## Texto da página
....

Na verdade, Wim Wenders já estava a dever aos
apreciadores de sua obra um filme dessa
categoria de “Estrela Solitária” – também
selecionado pelo Festival de Cannes (2005) -
pois, desde a memorável colaboração com
Michelangelo Antonioni, em “Além das Nuvens”
(1995), em termos de ficção, ele não havia
realizado nada comparável. O melhor que fez, nos
últimos anos, foi o documentário, rodado em
Havana, “Buena Vista Social Club” (1998).
A história de “Estrela Solitária” se passa em
Nevada, Montana e Utah. Neste último Estado,
diante da paisagem de montanhas registrada na
obra de grandes mestres do “western”,
como John Ford, se estabelece um set de
filmagem de mais um filme do gênero, estrelado
por um ator, Howard Spence ( Sam Shepard), que
já teve seus anos de glória, quando abusou do
uso de álcool, de droga e de homéricas farras
com mulheres.
Sem que ninguém da equipe de filmagens perceba,
Howard foge a cavalo, atravessa montanhas, troca
sua roupa com um andarilho, pega um trem, que o
leva até onde possa alugar um carro e, enquanto
dirige, pelo celular, comunica-se com a mãe –
que não vê há mais de trinta anos – e
pergunta-lhe se pode visitá-la. Numa outra
cidade, ele apanha um ônibus e segue para Elko,
Nevada, local em que passou boa parte de sua
vida e onde sua mãe ainda vive.
A mãe (Eva Marie Saint) o recebe na parada do
ônibus, com um buquê de flores de plástico.
Surpreso, ele lhe pergunta se as flores são para
ele. Prontamente, ela lhe responde: “Não!... Que
absurdo! O que você vai fazer com flores de
plástico?” Ela o leva ao cemitério, onde se
encontra enterrado o marido. Reclama por não
haver conseguido, na época do enterro, lápide
branca de mármore, usada em quantidade nas
sepulturas dos soldados mortos no Vietnam. O que
foi possível conseguir, segundo ela, foi um
tampo de sepultura de granito, do qual não
gosta, em cuja lápide se esclarece que o pai de
Howard foi combatente da II Guerra Mundial.
Enquanto isso, em Utah, a empresa produtora do
filme, estrelado por Howard, sem poder dar
continuidade às filmagens, contrata um detetive
particular, Sutter (Philipe Roth), para ir à
procura dele. Sutter logo deduz que, tendo ele
rompido com quase todas suas amizades, só
poderia ter ido visitar a mãe em Nevada. E parte
à sua procura. Em Elko, Howard, depois de se
envolver em confusões no cassino da cidade, fica
sabendo, pela mãe, que tem um filho em Montana,
pois, uma moça da cidade, onde ele realizou um
filme, lhe telefonara para dar conhecimento do
nascimento do neto. Para que ele vá em busca do
filho, a mãe lhe dá o carro do pai guardado na
garagem desde a sua morte.

....

## Linhas de dados
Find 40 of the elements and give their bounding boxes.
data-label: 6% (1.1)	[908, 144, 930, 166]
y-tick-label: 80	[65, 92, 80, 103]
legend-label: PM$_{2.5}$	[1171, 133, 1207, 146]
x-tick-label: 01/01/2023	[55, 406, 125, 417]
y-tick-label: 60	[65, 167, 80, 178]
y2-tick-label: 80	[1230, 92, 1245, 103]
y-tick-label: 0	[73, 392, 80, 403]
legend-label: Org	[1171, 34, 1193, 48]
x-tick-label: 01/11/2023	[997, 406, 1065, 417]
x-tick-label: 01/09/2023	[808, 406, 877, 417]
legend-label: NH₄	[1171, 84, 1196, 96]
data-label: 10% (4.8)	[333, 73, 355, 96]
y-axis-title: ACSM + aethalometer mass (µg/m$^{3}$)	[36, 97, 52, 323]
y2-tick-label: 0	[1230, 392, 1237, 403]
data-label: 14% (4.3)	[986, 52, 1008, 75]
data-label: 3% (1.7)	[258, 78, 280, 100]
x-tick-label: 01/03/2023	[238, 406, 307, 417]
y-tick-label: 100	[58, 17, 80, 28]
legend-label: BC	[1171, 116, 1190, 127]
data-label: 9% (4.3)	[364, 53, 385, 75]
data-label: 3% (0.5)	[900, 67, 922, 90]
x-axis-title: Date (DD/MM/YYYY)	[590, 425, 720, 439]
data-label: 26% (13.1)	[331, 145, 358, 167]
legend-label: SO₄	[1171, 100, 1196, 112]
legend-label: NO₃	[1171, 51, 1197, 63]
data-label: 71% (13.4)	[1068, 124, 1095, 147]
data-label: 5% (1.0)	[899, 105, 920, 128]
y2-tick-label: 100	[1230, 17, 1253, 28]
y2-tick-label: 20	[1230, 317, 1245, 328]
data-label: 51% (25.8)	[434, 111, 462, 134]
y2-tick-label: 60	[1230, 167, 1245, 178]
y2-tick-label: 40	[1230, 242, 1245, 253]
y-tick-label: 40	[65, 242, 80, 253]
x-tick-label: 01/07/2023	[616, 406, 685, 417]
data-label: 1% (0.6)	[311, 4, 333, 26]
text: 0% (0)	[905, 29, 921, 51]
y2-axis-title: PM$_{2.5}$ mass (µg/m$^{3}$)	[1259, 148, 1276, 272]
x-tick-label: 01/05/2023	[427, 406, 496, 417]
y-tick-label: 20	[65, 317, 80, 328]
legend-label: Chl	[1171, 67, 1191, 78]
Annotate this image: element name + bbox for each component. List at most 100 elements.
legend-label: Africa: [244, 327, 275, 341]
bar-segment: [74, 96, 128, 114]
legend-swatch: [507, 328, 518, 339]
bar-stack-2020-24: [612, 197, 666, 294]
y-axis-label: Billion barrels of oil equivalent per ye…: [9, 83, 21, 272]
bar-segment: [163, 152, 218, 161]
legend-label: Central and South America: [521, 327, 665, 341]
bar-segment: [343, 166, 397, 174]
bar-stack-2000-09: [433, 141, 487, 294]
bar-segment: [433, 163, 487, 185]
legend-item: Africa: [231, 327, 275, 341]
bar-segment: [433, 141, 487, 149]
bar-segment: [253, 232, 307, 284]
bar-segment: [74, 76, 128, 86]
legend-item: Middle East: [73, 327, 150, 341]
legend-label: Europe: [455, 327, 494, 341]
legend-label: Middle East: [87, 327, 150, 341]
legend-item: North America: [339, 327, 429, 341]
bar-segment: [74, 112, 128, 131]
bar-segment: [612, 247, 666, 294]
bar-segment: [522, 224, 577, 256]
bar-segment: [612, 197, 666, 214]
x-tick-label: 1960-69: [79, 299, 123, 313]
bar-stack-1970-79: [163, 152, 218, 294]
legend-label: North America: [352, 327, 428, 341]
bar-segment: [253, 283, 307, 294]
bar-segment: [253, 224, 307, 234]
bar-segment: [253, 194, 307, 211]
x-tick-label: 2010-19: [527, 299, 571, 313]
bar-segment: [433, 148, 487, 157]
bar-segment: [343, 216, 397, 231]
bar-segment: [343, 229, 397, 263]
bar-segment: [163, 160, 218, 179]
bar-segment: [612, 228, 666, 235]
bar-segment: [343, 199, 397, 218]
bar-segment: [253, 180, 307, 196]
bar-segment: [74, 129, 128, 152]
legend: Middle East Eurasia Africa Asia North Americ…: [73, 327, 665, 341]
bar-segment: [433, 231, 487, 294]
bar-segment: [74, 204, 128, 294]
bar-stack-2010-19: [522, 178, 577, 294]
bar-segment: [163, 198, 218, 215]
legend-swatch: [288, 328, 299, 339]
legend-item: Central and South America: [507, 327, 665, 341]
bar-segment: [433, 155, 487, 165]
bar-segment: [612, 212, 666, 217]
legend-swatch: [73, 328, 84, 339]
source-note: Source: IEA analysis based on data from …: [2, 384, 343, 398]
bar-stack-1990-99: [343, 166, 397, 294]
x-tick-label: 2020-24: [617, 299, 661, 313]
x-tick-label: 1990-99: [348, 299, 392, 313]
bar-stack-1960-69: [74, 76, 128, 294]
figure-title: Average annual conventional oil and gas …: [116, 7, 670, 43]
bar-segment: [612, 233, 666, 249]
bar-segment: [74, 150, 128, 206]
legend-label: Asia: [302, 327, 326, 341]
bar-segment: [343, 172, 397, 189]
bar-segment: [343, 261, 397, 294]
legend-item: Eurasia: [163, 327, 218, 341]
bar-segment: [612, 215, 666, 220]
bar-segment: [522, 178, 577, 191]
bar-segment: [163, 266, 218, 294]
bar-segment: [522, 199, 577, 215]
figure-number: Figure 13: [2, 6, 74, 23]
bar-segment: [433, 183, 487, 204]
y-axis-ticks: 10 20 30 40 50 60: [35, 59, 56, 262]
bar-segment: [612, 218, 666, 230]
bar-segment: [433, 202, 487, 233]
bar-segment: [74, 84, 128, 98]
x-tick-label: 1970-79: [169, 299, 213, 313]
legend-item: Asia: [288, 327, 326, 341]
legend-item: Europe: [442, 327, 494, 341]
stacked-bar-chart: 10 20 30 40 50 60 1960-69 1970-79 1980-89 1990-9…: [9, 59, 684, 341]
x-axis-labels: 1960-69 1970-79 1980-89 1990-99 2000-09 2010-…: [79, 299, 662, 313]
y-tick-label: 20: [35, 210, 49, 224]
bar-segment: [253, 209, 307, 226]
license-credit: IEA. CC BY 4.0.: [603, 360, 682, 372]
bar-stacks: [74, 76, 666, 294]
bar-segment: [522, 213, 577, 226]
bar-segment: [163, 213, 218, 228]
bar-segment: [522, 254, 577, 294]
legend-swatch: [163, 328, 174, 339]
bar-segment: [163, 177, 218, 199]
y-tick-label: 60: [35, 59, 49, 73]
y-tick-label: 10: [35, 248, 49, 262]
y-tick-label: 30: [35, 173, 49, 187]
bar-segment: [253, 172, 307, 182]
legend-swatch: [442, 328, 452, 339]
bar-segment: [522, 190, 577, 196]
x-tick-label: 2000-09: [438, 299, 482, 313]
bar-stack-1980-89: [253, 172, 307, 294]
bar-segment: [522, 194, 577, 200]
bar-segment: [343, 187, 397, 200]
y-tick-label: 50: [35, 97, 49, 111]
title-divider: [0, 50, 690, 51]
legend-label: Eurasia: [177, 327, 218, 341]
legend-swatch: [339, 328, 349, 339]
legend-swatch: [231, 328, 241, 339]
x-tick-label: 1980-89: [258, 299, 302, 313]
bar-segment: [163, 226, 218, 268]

....

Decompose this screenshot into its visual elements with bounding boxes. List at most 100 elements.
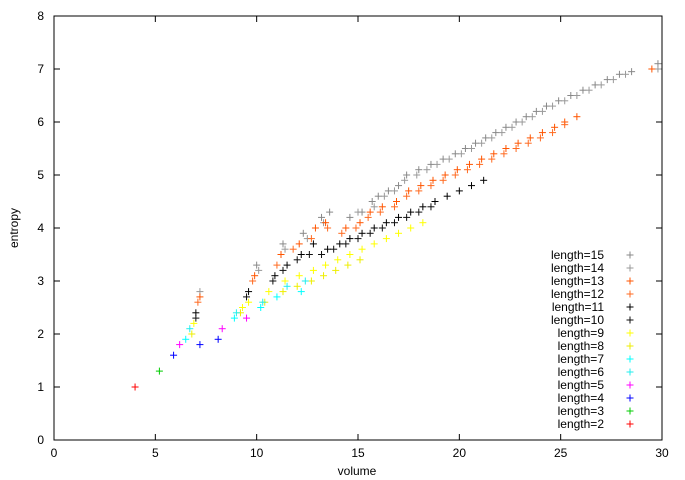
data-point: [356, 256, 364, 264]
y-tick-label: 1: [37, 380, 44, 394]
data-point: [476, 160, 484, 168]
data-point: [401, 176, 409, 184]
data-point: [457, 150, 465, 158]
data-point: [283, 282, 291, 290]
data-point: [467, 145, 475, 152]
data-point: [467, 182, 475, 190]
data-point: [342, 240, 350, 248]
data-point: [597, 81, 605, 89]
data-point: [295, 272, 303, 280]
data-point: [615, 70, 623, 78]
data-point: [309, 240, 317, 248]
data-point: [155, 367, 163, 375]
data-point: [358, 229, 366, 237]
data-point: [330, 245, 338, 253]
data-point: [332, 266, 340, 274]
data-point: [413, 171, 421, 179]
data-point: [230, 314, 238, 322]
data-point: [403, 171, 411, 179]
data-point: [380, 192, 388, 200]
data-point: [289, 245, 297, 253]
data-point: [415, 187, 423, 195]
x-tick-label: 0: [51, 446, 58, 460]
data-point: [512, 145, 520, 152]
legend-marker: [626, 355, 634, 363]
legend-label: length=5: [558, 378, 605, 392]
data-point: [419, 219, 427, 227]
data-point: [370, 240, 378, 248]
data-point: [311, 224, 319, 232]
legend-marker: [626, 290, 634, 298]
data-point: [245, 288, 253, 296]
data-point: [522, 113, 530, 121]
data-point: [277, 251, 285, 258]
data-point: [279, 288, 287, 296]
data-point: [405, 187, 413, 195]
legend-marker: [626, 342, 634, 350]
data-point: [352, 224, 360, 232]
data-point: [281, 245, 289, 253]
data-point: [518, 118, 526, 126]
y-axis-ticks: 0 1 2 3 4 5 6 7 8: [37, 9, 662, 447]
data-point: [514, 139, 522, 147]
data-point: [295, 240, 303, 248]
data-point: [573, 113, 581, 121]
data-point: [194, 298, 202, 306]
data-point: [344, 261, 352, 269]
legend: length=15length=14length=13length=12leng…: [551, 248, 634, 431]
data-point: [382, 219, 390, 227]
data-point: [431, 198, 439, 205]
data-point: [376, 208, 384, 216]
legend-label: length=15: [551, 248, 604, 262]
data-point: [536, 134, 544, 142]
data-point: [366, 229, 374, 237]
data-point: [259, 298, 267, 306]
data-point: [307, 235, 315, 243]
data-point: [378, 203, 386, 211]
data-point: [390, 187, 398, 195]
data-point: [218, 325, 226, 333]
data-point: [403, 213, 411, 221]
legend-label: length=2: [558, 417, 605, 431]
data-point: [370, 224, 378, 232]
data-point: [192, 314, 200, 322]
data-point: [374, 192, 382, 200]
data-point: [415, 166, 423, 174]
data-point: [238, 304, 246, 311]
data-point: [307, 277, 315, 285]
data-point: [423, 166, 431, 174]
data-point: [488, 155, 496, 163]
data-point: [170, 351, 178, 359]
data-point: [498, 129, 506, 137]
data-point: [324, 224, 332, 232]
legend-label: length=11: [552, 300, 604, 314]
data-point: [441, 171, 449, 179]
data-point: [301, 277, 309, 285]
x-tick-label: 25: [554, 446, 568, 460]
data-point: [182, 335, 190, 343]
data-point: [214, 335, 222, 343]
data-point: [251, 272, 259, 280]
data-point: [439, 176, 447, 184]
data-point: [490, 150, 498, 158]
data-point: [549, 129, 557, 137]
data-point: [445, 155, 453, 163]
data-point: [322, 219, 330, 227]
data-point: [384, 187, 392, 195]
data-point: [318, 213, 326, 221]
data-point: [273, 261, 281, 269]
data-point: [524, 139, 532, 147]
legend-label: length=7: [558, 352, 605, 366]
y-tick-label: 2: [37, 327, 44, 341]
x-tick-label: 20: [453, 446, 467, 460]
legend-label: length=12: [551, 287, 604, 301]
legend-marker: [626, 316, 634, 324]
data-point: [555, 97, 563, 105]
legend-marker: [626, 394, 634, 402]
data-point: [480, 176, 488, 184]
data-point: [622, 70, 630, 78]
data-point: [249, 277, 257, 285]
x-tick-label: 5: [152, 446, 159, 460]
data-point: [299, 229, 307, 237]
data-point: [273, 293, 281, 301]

....

## O que fazer
Transcreva, na resenha do filme de Wim Wenders, tudo o que vai de "(1995), em termos" até "com mulheres.". Não é preciso consultar as linhas de dados.

## Resultado abaixo
(1995), em termos de ficção, ele não havia
realizado nada comparável. O melhor que fez, nos
últimos anos, foi o documentário, rodado em
Havana, “Buena Vista Social Club” (1998).
A história de “Estrela Solitária” se passa em
Nevada, Montana e Utah. Neste último Estado,
diante da paisagem de montanhas registrada na
obra de grandes mestres do “western”,
como John Ford, se estabelece um set de
filmagem de mais um filme do gênero, estrelado
por um ator, Howard Spence ( Sam Shepard), que
já teve seus anos de glória, quando abusou do
uso de álcool, de droga e de homéricas farras
com mulheres.